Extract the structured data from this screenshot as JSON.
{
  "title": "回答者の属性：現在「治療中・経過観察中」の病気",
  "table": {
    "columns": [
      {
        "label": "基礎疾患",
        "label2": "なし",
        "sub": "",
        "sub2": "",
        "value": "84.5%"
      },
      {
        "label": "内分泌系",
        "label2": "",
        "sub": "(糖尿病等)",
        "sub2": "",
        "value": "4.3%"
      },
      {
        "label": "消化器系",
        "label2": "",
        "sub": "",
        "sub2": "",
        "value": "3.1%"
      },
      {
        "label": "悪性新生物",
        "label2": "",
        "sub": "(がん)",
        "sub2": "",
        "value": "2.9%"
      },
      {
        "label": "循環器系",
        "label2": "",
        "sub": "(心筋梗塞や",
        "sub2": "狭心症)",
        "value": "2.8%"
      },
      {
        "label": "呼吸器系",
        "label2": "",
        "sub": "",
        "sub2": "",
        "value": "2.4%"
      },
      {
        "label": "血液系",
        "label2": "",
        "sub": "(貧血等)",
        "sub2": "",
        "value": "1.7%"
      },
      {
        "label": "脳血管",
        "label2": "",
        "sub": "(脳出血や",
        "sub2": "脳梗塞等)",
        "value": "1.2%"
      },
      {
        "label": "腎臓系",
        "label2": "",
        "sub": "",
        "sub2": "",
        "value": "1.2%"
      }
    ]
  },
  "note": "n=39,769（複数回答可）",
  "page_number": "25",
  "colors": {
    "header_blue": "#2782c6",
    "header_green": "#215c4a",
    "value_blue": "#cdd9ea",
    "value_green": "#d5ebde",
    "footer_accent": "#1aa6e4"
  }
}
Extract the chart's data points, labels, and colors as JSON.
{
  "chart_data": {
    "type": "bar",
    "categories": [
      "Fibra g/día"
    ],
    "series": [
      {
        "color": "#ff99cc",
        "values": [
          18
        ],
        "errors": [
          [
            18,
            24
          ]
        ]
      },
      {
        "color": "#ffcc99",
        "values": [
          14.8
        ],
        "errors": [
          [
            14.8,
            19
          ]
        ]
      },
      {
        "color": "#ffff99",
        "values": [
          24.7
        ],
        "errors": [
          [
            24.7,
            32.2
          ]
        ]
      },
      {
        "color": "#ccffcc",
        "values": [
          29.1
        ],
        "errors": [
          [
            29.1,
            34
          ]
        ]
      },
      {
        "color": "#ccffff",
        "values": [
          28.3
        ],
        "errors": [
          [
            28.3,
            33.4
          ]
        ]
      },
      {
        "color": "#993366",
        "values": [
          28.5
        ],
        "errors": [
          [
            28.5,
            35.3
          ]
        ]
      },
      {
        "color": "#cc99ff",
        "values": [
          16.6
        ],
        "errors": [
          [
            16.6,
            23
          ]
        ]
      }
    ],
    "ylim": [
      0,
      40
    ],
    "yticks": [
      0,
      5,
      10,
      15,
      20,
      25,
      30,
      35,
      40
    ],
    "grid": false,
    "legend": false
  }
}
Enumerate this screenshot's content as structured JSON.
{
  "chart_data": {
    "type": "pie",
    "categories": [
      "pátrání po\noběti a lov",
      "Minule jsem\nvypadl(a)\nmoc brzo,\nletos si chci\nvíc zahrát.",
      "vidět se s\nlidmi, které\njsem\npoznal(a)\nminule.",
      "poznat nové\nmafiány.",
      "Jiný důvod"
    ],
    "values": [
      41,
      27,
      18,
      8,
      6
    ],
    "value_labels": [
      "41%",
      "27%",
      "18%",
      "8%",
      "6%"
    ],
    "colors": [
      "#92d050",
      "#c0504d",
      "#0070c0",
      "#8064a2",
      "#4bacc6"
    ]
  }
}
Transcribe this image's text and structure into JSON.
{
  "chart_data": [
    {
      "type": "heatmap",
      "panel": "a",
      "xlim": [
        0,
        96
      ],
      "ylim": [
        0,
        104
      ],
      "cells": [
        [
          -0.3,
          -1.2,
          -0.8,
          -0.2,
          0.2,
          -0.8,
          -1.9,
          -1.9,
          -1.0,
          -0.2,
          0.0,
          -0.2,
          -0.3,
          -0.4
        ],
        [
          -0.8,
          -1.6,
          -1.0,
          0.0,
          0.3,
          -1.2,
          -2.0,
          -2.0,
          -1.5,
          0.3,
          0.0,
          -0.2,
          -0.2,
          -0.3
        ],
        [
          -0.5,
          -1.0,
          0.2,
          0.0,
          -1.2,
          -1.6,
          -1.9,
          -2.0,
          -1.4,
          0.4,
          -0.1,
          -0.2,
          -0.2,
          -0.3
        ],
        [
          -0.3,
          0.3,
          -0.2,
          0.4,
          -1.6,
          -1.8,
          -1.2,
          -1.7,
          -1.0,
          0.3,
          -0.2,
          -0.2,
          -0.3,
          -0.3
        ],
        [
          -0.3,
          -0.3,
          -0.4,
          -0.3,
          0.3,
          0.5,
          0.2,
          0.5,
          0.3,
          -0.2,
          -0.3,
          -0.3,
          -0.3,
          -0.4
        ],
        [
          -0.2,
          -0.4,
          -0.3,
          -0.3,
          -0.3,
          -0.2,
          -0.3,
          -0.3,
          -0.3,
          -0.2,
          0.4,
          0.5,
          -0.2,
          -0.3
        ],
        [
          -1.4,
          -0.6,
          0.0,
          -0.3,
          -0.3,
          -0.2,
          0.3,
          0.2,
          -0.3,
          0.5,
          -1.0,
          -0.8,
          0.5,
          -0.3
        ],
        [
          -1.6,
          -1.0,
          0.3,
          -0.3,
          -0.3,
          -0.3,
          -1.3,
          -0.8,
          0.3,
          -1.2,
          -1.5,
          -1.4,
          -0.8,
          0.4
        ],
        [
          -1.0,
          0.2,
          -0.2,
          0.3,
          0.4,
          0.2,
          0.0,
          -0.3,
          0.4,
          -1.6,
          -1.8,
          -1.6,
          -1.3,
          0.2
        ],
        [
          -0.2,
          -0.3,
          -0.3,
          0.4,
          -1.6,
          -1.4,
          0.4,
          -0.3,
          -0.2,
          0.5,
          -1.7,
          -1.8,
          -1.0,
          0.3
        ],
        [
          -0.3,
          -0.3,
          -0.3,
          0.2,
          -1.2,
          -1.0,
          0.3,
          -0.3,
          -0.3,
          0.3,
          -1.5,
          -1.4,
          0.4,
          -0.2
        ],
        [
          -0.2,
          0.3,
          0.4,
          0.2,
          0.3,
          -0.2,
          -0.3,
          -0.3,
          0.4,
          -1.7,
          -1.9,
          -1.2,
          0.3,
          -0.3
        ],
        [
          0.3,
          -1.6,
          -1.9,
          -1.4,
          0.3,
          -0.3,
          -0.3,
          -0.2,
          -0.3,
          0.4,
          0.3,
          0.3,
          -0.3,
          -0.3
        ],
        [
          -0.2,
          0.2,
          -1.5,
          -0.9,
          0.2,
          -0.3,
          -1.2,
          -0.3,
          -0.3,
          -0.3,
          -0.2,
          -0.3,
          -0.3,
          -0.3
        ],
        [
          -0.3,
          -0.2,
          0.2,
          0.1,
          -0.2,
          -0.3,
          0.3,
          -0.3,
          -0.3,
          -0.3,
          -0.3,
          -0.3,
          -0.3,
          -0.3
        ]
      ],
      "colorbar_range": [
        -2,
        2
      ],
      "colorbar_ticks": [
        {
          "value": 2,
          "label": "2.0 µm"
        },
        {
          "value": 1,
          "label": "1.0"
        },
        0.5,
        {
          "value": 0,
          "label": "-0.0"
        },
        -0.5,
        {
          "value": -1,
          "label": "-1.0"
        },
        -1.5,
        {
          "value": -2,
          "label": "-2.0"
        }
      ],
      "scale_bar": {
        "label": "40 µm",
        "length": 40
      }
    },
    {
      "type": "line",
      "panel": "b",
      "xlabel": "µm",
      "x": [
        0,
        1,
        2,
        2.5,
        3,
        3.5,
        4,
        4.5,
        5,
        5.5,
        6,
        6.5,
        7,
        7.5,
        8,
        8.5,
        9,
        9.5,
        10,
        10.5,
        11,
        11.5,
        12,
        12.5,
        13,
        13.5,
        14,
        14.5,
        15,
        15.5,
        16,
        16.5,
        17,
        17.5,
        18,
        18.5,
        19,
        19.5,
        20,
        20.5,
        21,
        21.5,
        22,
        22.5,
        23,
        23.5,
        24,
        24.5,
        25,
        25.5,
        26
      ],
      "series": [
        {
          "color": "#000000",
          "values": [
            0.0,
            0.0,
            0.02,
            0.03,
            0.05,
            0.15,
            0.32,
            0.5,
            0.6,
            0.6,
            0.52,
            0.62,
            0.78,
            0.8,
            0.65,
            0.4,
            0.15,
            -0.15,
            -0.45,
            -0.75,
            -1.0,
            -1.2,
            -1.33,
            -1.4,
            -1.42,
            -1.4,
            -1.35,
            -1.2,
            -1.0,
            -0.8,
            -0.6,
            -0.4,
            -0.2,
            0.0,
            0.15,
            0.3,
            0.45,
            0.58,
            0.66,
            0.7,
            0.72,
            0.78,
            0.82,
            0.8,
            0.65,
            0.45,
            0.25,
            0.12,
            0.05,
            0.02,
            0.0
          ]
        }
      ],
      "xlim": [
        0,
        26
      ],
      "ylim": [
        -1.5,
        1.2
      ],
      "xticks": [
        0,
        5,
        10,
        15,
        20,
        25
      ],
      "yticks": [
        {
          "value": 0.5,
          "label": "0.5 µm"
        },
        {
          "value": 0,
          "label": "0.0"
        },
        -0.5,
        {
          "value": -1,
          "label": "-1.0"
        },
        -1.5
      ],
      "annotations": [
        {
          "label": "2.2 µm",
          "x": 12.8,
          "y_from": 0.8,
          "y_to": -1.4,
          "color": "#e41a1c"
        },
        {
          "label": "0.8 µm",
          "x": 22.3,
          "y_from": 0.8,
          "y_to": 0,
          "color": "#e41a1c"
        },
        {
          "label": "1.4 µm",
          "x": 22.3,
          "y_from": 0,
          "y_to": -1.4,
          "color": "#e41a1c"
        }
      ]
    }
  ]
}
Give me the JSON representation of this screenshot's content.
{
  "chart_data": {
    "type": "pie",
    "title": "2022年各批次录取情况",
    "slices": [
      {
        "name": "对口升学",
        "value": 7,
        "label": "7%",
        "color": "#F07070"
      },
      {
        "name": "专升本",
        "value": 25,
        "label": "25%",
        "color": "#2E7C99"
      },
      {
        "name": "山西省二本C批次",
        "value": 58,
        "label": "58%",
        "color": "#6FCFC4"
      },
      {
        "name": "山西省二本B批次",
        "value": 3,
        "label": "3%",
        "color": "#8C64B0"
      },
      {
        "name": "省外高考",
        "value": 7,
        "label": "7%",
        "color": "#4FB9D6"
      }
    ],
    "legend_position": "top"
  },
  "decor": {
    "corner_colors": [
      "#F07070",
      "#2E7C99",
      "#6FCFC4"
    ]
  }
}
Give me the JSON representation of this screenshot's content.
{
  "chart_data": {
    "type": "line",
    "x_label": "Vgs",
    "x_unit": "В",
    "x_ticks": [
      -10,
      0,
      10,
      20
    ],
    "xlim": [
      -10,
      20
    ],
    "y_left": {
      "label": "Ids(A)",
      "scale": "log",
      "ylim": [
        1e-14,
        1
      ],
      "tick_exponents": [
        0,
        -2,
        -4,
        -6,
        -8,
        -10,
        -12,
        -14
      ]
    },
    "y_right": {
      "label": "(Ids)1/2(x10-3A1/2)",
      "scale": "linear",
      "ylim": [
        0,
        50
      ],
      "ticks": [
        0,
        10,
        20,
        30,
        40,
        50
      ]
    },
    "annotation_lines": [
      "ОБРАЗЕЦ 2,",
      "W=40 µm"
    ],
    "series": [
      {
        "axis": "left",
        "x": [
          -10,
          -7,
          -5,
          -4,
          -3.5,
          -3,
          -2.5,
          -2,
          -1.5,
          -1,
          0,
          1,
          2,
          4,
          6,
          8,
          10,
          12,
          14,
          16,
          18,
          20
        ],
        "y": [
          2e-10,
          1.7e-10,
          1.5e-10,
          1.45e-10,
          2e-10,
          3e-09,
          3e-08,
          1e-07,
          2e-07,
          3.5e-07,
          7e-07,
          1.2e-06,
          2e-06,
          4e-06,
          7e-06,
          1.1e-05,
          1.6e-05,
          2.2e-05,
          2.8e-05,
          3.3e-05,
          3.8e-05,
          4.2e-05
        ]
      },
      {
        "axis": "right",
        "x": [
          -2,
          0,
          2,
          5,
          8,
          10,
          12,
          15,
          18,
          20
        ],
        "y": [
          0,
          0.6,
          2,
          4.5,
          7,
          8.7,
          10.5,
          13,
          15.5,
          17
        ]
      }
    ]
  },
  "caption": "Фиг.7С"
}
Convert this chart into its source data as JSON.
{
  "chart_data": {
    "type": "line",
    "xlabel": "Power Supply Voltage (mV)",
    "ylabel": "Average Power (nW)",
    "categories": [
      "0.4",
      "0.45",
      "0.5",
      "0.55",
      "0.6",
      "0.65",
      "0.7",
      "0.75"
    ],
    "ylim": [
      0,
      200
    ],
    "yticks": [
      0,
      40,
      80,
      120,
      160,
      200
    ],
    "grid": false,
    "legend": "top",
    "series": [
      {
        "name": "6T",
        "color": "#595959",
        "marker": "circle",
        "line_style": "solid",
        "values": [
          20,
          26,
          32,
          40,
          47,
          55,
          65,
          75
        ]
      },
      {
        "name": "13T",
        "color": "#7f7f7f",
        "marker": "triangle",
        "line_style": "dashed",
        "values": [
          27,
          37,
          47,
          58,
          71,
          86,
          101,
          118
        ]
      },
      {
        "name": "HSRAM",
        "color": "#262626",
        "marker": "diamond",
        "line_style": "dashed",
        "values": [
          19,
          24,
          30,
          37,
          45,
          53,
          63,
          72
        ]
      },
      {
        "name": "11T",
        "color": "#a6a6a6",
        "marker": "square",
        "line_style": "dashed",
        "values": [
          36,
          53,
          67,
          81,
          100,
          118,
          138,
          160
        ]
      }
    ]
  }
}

◇ ◇ ◇ ◇ ◇ ◇ ◇

* **REQUIRED WORK**
Return a copy of every line that includes the word "type".

* **CORRECT RESULT**
    "type": "bar",
    "type": "pie",
      "type": "heatmap",
      "type": "line",
    "type": "pie",
    "type": "line",
    "type": "line",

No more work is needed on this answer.